* _TO BE DONE_
Your task is to print the material below exactly as presented.
━━━━━ MATERIAL FOR THIS TASK ━━━━━
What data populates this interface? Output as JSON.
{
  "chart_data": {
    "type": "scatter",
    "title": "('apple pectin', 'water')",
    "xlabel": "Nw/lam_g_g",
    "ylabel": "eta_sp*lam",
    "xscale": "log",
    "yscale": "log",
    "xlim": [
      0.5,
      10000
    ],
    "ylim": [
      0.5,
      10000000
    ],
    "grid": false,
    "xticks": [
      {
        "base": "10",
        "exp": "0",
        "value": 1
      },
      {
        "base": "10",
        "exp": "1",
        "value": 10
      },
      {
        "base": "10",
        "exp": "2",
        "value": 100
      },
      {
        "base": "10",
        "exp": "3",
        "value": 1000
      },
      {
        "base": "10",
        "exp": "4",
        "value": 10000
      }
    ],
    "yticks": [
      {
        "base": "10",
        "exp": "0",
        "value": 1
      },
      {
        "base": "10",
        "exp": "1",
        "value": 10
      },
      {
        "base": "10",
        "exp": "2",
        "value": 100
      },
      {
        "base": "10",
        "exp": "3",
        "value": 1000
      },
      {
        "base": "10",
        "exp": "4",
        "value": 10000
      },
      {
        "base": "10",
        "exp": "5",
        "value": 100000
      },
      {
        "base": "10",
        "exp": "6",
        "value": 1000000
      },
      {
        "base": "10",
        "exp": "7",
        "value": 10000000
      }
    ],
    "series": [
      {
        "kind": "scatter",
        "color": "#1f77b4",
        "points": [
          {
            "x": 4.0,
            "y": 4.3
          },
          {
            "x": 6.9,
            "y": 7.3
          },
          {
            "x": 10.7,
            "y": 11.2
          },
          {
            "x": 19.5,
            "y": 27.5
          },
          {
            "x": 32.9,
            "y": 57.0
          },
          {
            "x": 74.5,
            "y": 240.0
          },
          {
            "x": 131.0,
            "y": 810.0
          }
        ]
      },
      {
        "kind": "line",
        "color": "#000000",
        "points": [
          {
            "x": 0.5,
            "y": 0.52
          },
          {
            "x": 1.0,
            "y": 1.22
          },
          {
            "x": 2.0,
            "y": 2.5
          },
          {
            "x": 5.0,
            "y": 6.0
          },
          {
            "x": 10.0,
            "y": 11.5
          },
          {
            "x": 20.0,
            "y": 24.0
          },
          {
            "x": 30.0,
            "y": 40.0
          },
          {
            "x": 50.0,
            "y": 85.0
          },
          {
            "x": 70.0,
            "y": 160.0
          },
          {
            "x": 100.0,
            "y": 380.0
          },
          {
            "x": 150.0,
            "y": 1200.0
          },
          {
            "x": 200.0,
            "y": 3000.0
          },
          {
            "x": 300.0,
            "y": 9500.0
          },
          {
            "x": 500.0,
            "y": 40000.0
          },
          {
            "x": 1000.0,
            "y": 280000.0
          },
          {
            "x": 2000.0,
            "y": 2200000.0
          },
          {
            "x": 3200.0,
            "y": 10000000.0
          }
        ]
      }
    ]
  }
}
━━━━━
* _FINISHED ANSWER_
What data populates this interface? Output as JSON.
{
  "chart_data": {
    "type": "scatter",
    "title": "('apple pectin', 'water')",
    "xlabel": "Nw/lam_g_g",
    "ylabel": "eta_sp*lam",
    "xscale": "log",
    "yscale": "log",
    "xlim": [
      0.5,
      10000
    ],
    "ylim": [
      0.5,
      10000000
    ],
    "grid": false,
    "xticks": [
      {
        "base": "10",
        "exp": "0",
        "value": 1
      },
      {
        "base": "10",
        "exp": "1",
        "value": 10
      },
      {
        "base": "10",
        "exp": "2",
        "value": 100
      },
      {
        "base": "10",
        "exp": "3",
        "value": 1000
      },
      {
        "base": "10",
        "exp": "4",
        "value": 10000
      }
    ],
    "yticks": [
      {
        "base": "10",
        "exp": "0",
        "value": 1
      },
      {
        "base": "10",
        "exp": "1",
        "value": 10
      },
      {
        "base": "10",
        "exp": "2",
        "value": 100
      },
      {
        "base": "10",
        "exp": "3",
        "value": 1000
      },
      {
        "base": "10",
        "exp": "4",
        "value": 10000
      },
      {
        "base": "10",
        "exp": "5",
        "value": 100000
      },
      {
        "base": "10",
        "exp": "6",
        "value": 1000000
      },
      {
        "base": "10",
        "exp": "7",
        "value": 10000000
      }
    ],
    "series": [
      {
        "kind": "scatter",
        "color": "#1f77b4",
        "points": [
          {
            "x": 4.0,
            "y": 4.3
          },
          {
            "x": 6.9,
            "y": 7.3
          },
          {
            "x": 10.7,
            "y": 11.2
          },
          {
            "x": 19.5,
            "y": 27.5
          },
          {
            "x": 32.9,
            "y": 57.0
          },
          {
            "x": 74.5,
            "y": 240.0
          },
          {
            "x": 131.0,
            "y": 810.0
          }
        ]
      },
      {
        "kind": "line",
        "color": "#000000",
        "points": [
          {
            "x": 0.5,
            "y": 0.52
          },
          {
            "x": 1.0,
            "y": 1.22
          },
          {
            "x": 2.0,
            "y": 2.5
          },
          {
            "x": 5.0,
            "y": 6.0
          },
          {
            "x": 10.0,
            "y": 11.5
          },
          {
            "x": 20.0,
            "y": 24.0
          },
          {
            "x": 30.0,
            "y": 40.0
          },
          {
            "x": 50.0,
            "y": 85.0
          },
          {
            "x": 70.0,
            "y": 160.0
          },
          {
            "x": 100.0,
            "y": 380.0
          },
          {
            "x": 150.0,
            "y": 1200.0
          },
          {
            "x": 200.0,
            "y": 3000.0
          },
          {
            "x": 300.0,
            "y": 9500.0
          },
          {
            "x": 500.0,
            "y": 40000.0
          },
          {
            "x": 1000.0,
            "y": 280000.0
          },
          {
            "x": 2000.0,
            "y": 2200000.0
          },
          {
            "x": 3200.0,
            "y": 10000000.0
          }
        ]
      }
    ]
  }
}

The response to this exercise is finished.